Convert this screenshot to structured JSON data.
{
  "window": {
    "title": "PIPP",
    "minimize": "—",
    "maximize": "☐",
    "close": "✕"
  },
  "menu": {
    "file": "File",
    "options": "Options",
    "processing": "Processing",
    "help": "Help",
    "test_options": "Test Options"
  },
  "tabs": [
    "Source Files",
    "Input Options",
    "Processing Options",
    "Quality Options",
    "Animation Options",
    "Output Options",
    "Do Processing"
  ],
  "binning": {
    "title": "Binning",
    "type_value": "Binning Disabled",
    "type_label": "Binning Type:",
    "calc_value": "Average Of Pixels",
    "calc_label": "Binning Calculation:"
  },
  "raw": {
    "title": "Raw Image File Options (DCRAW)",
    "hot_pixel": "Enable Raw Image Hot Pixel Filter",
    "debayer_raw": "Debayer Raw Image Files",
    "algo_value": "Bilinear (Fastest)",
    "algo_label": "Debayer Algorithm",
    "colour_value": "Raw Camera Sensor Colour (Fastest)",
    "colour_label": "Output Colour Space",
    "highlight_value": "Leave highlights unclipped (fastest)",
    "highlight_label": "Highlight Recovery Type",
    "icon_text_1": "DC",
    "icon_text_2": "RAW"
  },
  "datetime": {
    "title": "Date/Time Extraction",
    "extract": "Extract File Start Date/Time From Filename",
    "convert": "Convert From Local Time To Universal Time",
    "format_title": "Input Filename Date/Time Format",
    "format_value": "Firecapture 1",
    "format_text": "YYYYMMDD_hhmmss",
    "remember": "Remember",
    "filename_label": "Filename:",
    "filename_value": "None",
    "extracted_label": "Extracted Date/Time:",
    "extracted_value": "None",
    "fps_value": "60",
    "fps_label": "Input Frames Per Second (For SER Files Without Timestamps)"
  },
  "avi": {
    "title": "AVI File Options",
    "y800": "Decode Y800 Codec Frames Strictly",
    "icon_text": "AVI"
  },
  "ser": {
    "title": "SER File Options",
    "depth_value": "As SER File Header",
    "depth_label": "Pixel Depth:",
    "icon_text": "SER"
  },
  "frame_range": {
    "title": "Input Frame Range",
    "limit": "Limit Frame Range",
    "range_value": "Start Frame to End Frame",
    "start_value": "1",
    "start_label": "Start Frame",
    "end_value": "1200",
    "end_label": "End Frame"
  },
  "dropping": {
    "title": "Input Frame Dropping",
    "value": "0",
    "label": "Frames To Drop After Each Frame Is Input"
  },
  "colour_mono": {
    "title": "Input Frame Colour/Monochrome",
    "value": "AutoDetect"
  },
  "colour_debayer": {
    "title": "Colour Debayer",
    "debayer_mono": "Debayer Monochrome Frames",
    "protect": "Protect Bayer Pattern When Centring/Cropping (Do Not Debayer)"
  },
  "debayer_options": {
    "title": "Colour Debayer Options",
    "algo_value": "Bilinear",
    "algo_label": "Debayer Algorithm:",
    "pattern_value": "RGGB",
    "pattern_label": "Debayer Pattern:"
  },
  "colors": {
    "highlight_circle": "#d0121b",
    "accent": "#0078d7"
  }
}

== == ==

Set problem: Please repeat the listing exactly, with nothing left out.

Reply to the exercise:
Convert this screenshot to structured JSON data.
{
  "window": {
    "title": "PIPP",
    "minimize": "—",
    "maximize": "☐",
    "close": "✕"
  },
  "menu": {
    "file": "File",
    "options": "Options",
    "processing": "Processing",
    "help": "Help",
    "test_options": "Test Options"
  },
  "tabs": [
    "Source Files",
    "Input Options",
    "Processing Options",
    "Quality Options",
    "Animation Options",
    "Output Options",
    "Do Processing"
  ],
  "binning": {
    "title": "Binning",
    "type_value": "Binning Disabled",
    "type_label": "Binning Type:",
    "calc_value": "Average Of Pixels",
    "calc_label": "Binning Calculation:"
  },
  "raw": {
    "title": "Raw Image File Options (DCRAW)",
    "hot_pixel": "Enable Raw Image Hot Pixel Filter",
    "debayer_raw": "Debayer Raw Image Files",
    "algo_value": "Bilinear (Fastest)",
    "algo_label": "Debayer Algorithm",
    "colour_value": "Raw Camera Sensor Colour (Fastest)",
    "colour_label": "Output Colour Space",
    "highlight_value": "Leave highlights unclipped (fastest)",
    "highlight_label": "Highlight Recovery Type",
    "icon_text_1": "DC",
    "icon_text_2": "RAW"
  },
  "datetime": {
    "title": "Date/Time Extraction",
    "extract": "Extract File Start Date/Time From Filename",
    "convert": "Convert From Local Time To Universal Time",
    "format_title": "Input Filename Date/Time Format",
    "format_value": "Firecapture 1",
    "format_text": "YYYYMMDD_hhmmss",
    "remember": "Remember",
    "filename_label": "Filename:",
    "filename_value": "None",
    "extracted_label": "Extracted Date/Time:",
    "extracted_value": "None",
    "fps_value": "60",
    "fps_label": "Input Frames Per Second (For SER Files Without Timestamps)"
  },
  "avi": {
    "title": "AVI File Options",
    "y800": "Decode Y800 Codec Frames Strictly",
    "icon_text": "AVI"
  },
  "ser": {
    "title": "SER File Options",
    "depth_value": "As SER File Header",
    "depth_label": "Pixel Depth:",
    "icon_text": "SER"
  },
  "frame_range": {
    "title": "Input Frame Range",
    "limit": "Limit Frame Range",
    "range_value": "Start Frame to End Frame",
    "start_value": "1",
    "start_label": "Start Frame",
    "end_value": "1200",
    "end_label": "End Frame"
  },
  "dropping": {
    "title": "Input Frame Dropping",
    "value": "0",
    "label": "Frames To Drop After Each Frame Is Input"
  },
  "colour_mono": {
    "title": "Input Frame Colour/Monochrome",
    "value": "AutoDetect"
  },
  "colour_debayer": {
    "title": "Colour Debayer",
    "debayer_mono": "Debayer Monochrome Frames",
    "protect": "Protect Bayer Pattern When Centring/Cropping (Do Not Debayer)"
  },
  "debayer_options": {
    "title": "Colour Debayer Options",
    "algo_value": "Bilinear",
    "algo_label": "Debayer Algorithm:",
    "pattern_value": "RGGB",
    "pattern_label": "Debayer Pattern:"
  },
  "colors": {
    "highlight_circle": "#d0121b",
    "accent": "#0078d7"
  }
}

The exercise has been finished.